**Problem requirements:** Please pull out every line that includes the string "girl".

--- Task inputs ---

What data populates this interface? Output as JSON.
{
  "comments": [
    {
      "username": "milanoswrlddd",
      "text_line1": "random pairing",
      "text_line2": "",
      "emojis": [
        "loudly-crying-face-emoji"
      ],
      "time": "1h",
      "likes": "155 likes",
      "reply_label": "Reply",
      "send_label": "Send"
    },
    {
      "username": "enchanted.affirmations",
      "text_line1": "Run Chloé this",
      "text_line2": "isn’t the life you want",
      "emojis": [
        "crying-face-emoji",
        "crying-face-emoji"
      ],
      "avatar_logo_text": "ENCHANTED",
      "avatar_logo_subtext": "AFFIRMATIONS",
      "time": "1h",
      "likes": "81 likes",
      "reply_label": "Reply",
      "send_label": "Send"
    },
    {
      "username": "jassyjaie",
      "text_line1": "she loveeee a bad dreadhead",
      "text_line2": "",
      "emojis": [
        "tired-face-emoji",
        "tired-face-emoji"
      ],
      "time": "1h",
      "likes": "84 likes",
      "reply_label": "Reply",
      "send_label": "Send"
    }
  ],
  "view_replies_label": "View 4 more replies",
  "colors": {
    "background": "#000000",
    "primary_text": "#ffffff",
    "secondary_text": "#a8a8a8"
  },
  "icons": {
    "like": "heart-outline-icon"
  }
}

---
--- Task inputs ---

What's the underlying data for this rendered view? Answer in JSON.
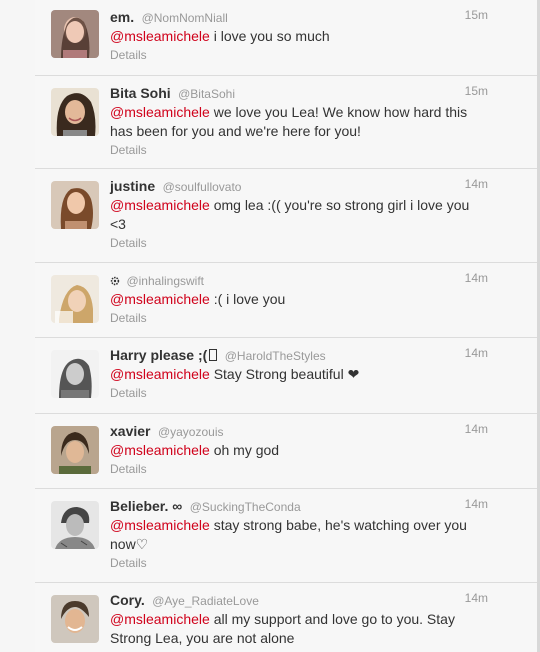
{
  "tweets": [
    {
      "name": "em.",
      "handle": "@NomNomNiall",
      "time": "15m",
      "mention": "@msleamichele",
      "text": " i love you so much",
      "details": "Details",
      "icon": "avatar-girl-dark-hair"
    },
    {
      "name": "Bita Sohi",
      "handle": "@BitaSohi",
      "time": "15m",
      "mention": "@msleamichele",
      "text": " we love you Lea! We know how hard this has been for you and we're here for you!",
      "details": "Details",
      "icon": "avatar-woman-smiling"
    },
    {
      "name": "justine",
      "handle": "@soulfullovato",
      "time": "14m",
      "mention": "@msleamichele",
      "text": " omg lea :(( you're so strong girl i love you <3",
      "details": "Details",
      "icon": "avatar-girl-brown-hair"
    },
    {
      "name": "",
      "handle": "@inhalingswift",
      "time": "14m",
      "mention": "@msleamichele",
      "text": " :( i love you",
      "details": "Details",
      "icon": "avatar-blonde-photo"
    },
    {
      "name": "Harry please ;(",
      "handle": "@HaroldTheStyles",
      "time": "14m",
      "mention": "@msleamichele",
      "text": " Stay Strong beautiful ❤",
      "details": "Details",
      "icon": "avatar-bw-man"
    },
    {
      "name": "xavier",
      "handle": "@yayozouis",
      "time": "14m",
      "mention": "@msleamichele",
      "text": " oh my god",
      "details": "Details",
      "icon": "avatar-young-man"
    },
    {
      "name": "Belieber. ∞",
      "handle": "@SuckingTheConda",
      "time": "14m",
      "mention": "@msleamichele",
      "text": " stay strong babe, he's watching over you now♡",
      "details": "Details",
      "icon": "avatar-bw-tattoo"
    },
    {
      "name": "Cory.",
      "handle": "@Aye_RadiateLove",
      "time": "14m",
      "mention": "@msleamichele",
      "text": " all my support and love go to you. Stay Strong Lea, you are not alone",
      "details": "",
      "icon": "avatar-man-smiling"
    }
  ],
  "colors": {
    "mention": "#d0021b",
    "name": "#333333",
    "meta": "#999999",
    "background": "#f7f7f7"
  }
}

---

**Result of this task:**
      "icon": "avatar-girl-dark-hair"
      "text": " omg lea :(( you're so strong girl i love you <3",
      "icon": "avatar-girl-brown-hair"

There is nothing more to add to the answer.